(Source records)
↓↓↓
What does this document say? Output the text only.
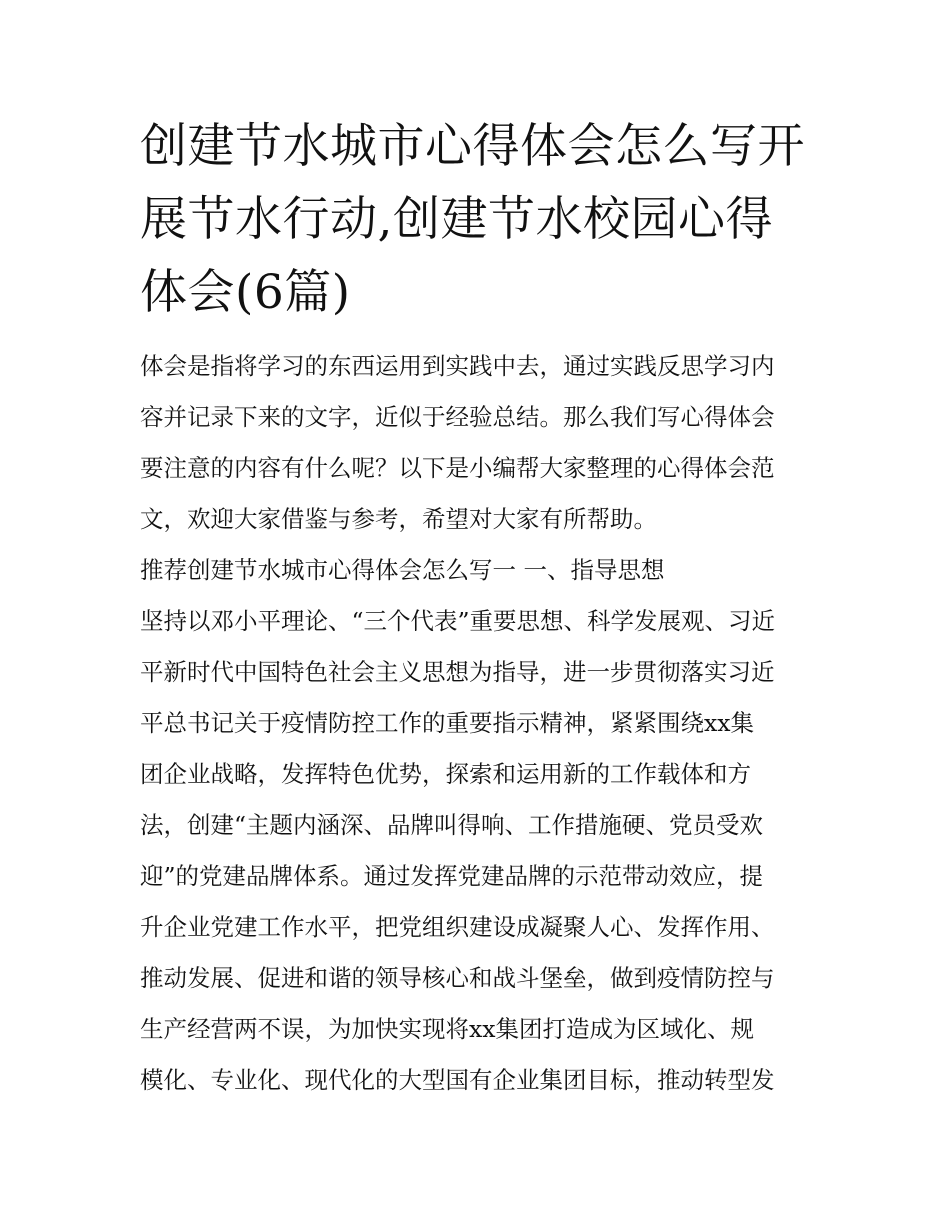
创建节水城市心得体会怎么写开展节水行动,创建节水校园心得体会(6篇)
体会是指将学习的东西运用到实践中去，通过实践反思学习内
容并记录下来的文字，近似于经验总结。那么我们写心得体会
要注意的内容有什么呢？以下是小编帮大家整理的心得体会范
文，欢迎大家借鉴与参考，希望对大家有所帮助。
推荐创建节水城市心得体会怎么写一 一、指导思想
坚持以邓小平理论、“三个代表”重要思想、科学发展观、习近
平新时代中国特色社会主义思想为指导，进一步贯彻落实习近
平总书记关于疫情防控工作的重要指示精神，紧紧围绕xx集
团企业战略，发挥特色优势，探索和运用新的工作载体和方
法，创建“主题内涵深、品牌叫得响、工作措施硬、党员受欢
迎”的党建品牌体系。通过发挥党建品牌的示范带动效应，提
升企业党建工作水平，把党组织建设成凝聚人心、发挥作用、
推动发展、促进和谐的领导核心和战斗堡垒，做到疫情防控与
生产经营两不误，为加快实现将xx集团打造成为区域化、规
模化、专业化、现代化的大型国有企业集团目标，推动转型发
↑↑↑
**Directions**
Word for word, quote the lines above. Omit the pictures.

**Result of the task**
What does this document say? Output the text only.
创建节水城市心得体会怎么写开展节水行动,创建节水校园心得体会(6篇)
体会是指将学习的东西运用到实践中去，通过实践反思学习内
容并记录下来的文字，近似于经验总结。那么我们写心得体会
要注意的内容有什么呢？以下是小编帮大家整理的心得体会范
文，欢迎大家借鉴与参考，希望对大家有所帮助。
推荐创建节水城市心得体会怎么写一 一、指导思想
坚持以邓小平理论、“三个代表”重要思想、科学发展观、习近
平新时代中国特色社会主义思想为指导，进一步贯彻落实习近
平总书记关于疫情防控工作的重要指示精神，紧紧围绕xx集
团企业战略，发挥特色优势，探索和运用新的工作载体和方
法，创建“主题内涵深、品牌叫得响、工作措施硬、党员受欢
迎”的党建品牌体系。通过发挥党建品牌的示范带动效应，提
升企业党建工作水平，把党组织建设成凝聚人心、发挥作用、
推动发展、促进和谐的领导核心和战斗堡垒，做到疫情防控与
生产经营两不误，为加快实现将xx集团打造成为区域化、规
模化、专业化、现代化的大型国有企业集团目标，推动转型发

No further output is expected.